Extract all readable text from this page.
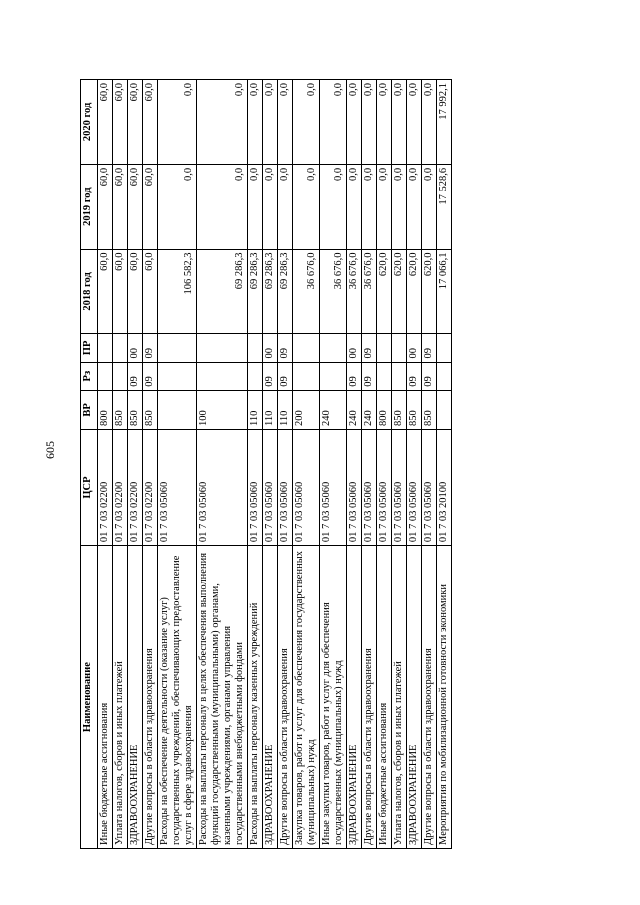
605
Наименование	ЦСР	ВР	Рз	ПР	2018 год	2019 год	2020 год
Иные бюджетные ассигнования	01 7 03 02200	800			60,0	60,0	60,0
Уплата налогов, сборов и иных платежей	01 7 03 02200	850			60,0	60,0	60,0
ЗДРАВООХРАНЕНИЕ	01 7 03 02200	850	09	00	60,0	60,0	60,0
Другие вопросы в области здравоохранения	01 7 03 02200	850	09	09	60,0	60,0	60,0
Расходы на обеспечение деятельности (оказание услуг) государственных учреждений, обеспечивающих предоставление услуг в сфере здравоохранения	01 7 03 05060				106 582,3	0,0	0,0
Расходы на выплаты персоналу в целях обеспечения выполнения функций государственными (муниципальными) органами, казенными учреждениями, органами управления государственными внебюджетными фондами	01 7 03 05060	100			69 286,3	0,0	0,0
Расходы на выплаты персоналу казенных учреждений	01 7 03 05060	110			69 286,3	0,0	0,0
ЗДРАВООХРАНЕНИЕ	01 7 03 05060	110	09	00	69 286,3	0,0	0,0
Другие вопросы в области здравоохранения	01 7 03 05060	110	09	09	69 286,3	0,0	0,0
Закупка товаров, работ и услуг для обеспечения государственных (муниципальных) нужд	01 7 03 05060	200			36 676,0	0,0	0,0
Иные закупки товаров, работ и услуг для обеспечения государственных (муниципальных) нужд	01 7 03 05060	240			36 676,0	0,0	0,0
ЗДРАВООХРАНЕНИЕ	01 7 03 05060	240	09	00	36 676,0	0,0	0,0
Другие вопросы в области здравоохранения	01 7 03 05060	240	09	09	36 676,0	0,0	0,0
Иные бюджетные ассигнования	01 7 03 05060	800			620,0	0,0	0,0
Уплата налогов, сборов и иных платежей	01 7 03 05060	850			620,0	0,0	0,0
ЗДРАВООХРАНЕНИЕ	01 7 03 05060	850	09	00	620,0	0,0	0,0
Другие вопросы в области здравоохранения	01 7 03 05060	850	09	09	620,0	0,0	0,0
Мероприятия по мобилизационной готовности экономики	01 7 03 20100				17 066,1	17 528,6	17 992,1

* * *

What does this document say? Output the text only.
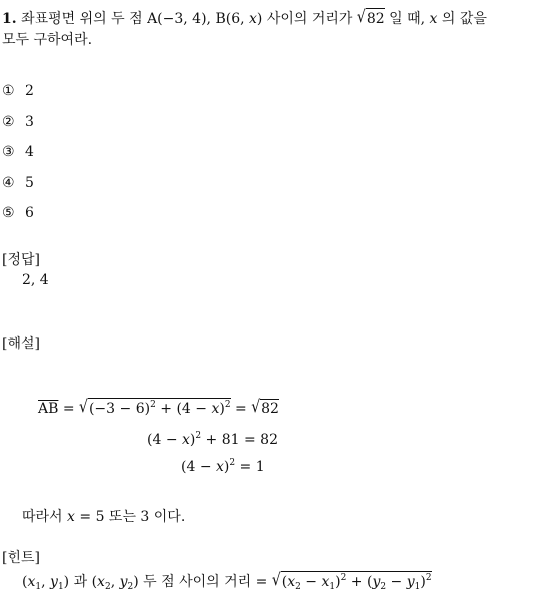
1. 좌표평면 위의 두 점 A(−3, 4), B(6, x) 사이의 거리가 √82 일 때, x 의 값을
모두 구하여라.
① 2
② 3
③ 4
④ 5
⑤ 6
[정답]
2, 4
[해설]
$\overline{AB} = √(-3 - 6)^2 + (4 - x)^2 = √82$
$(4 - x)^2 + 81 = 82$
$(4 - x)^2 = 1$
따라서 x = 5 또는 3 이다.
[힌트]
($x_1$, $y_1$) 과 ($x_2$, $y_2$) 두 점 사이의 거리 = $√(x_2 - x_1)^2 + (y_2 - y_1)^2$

## Written problem
Search the lines above for the string "выплаты", then show every one that has it.

## Correct answer
Расходы на выплаты персоналу в целях обеспечения выполнения функций государственными (муниципальными) органами, казенными учреждениями, органами управления государственными внебюджетными фондами	01 7 03 05060	100			69 286,3	0,0	0,0
Расходы на выплаты персоналу казенных учреждений	01 7 03 05060	110			69 286,3	0,0	0,0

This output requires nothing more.